* _Data entries_:
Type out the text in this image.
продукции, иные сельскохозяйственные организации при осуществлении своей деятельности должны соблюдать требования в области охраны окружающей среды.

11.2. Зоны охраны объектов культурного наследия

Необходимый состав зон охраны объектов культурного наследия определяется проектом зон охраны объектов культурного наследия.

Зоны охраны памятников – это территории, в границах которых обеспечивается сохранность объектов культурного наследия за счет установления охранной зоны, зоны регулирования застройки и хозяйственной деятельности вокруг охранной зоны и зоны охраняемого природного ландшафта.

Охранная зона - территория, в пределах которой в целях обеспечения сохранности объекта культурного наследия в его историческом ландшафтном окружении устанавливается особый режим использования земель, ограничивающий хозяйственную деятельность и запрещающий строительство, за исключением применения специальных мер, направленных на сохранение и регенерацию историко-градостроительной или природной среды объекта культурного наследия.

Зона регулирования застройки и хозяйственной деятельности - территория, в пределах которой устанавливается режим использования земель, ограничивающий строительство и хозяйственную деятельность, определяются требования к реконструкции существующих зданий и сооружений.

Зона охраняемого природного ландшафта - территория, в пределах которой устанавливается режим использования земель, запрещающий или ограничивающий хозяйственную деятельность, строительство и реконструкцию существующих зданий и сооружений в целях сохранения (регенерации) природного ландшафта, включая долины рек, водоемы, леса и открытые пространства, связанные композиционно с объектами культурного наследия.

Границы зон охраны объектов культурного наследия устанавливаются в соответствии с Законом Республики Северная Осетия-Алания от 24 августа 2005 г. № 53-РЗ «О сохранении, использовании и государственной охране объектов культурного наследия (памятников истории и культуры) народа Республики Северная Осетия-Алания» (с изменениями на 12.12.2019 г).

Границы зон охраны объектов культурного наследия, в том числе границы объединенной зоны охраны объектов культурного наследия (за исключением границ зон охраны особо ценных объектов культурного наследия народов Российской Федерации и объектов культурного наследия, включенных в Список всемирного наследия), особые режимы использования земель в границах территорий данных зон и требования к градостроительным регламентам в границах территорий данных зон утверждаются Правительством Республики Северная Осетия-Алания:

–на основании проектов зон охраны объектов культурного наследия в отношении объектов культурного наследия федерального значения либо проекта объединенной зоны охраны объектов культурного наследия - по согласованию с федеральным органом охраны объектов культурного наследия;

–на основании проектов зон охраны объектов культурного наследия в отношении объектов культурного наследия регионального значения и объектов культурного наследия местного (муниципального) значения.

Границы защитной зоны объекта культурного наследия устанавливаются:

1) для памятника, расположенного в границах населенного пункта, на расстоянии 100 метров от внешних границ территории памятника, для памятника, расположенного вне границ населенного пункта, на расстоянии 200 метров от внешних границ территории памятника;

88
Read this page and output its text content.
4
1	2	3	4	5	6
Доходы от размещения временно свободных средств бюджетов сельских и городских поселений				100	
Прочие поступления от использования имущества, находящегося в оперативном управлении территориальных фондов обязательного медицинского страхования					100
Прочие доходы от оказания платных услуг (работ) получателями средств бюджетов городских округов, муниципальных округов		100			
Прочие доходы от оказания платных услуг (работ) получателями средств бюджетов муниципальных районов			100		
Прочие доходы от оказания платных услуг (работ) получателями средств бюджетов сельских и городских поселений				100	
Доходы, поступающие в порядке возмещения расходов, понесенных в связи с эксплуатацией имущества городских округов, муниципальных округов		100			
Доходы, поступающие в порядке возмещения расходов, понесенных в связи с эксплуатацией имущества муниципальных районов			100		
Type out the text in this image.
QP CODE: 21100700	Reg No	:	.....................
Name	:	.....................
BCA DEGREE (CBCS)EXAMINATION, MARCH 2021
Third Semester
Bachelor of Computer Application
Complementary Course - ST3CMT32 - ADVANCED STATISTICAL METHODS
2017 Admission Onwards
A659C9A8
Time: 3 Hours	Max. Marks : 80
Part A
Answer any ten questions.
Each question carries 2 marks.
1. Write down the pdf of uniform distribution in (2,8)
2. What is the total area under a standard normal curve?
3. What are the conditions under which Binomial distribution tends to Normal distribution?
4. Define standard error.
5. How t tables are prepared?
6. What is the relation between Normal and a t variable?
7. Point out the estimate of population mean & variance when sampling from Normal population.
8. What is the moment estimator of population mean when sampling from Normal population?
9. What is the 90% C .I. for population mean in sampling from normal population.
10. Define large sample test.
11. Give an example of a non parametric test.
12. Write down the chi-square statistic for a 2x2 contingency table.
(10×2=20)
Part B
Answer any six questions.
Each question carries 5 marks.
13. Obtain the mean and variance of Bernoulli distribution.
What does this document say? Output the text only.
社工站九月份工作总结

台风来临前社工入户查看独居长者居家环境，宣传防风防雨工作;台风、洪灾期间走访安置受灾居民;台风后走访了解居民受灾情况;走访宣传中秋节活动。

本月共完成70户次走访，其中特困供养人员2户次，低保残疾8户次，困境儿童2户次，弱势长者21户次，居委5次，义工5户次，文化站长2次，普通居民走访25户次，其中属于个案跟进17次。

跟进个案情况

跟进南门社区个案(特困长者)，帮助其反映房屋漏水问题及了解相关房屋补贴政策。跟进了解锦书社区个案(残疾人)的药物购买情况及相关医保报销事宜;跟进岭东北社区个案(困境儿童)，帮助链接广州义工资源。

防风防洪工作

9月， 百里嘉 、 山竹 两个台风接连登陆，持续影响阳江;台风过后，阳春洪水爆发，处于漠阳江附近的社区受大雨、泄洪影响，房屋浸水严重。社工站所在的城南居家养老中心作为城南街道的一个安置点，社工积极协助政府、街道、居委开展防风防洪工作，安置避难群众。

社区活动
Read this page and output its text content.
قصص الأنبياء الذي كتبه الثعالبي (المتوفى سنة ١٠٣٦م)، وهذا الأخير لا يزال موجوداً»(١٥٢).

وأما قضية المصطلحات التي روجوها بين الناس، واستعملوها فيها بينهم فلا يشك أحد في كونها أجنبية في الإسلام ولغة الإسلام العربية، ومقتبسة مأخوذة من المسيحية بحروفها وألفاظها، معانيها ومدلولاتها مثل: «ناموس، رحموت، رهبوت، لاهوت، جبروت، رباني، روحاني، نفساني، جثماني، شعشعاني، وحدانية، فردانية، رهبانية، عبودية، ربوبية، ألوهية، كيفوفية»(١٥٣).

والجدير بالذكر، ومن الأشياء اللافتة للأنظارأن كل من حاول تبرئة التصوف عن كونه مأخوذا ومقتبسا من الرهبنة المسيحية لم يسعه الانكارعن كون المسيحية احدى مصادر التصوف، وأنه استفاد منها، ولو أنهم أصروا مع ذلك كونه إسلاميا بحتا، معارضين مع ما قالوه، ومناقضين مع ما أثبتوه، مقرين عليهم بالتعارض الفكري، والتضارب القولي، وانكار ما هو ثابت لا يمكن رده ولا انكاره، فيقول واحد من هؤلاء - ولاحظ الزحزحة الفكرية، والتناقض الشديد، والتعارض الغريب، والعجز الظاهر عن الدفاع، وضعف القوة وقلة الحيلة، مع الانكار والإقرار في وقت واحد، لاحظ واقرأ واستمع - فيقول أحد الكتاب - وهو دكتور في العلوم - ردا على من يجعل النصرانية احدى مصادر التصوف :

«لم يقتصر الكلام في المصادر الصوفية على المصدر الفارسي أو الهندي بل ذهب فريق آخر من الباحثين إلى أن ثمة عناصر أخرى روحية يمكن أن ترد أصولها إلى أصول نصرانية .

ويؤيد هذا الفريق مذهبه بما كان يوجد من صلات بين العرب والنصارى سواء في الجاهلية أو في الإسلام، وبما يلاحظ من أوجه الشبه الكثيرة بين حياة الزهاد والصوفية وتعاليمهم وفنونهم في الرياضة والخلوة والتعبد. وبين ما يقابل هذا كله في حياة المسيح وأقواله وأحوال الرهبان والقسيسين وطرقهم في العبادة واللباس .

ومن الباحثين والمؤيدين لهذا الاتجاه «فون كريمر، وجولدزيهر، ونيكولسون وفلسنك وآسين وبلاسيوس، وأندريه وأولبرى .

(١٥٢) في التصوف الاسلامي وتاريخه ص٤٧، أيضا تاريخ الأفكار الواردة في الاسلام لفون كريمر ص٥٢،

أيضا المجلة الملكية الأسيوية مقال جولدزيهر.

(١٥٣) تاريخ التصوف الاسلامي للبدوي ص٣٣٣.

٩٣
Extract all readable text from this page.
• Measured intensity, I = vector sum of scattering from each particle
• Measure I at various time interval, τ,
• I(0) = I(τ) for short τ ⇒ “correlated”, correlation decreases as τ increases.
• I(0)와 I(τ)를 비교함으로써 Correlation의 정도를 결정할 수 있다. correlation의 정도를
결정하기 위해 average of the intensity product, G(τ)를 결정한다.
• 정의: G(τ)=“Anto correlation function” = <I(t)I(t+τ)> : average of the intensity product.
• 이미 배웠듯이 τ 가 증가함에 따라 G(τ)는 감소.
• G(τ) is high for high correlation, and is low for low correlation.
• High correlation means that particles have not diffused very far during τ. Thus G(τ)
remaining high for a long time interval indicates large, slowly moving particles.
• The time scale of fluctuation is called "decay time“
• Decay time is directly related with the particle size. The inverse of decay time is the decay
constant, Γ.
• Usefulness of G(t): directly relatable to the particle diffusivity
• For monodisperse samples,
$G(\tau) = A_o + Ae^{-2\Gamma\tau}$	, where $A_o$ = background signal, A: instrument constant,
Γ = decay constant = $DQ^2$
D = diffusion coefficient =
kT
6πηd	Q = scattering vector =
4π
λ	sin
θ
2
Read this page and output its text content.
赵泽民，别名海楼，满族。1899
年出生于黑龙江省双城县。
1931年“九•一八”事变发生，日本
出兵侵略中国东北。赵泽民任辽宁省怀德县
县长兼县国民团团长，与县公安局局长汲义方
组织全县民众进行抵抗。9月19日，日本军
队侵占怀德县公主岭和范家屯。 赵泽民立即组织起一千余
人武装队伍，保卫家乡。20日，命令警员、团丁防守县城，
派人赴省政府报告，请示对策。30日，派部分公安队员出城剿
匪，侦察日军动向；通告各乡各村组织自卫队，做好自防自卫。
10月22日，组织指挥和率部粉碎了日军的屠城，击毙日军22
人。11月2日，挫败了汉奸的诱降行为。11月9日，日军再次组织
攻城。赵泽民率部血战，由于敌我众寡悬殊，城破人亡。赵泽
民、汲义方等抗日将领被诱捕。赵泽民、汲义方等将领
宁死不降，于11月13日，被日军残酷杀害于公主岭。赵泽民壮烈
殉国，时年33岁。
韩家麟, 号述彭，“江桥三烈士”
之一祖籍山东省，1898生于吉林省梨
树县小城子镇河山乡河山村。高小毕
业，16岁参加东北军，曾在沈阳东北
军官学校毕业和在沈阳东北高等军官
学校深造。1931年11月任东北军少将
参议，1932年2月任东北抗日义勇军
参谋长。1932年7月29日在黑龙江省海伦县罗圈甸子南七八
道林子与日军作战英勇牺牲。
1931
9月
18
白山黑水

* _Objective_: Copy whichever lines in the listing above contain the word "возмещения".

* _Full solution_:
Доходы, поступающие в порядке возмещения расходов, понесенных в связи с эксплуатацией имущества городских округов, муниципальных округов		100			
Доходы, поступающие в порядке возмещения расходов, понесенных в связи с эксплуатацией имущества муниципальных районов			100		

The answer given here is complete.